[Start Recorded data]

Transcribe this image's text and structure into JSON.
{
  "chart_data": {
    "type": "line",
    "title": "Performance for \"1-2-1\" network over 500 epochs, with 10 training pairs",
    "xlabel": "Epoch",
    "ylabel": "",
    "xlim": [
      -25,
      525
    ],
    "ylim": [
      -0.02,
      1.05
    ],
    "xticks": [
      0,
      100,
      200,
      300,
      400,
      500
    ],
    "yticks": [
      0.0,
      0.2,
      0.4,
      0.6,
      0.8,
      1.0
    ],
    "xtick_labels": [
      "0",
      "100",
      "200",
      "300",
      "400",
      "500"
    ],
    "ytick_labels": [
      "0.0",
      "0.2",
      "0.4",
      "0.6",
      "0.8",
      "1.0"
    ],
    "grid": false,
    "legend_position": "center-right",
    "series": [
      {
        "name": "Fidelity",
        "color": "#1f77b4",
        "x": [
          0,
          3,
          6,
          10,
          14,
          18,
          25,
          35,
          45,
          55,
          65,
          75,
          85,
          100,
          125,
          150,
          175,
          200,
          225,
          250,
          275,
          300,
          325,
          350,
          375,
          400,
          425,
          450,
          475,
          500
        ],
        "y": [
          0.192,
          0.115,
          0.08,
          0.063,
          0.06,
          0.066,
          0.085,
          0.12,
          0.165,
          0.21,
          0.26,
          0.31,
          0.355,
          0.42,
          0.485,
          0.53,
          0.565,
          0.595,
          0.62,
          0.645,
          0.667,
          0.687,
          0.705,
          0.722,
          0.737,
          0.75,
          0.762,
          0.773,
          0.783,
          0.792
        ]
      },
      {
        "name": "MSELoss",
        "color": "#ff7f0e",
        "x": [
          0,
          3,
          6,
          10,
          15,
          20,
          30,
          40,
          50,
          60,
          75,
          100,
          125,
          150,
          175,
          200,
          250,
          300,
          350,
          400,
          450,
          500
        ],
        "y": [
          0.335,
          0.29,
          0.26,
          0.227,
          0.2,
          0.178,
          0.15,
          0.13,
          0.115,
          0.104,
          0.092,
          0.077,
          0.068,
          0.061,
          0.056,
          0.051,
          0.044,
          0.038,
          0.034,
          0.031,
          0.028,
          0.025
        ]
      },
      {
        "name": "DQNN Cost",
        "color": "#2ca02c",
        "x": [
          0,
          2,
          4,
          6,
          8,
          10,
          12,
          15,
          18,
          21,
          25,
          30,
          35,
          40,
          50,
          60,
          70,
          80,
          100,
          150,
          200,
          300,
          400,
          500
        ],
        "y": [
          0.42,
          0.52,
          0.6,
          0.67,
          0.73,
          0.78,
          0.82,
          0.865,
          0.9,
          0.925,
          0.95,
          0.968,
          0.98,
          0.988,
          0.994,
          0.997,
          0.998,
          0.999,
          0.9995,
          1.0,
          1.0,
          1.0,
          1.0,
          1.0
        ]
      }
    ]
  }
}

[End Recorded data]

_Direction_
Report all lines of the data that include the word "name".

_Result of the task_
        "name": "Fidelity",
        "name": "MSELoss",
        "name": "DQNN Cost",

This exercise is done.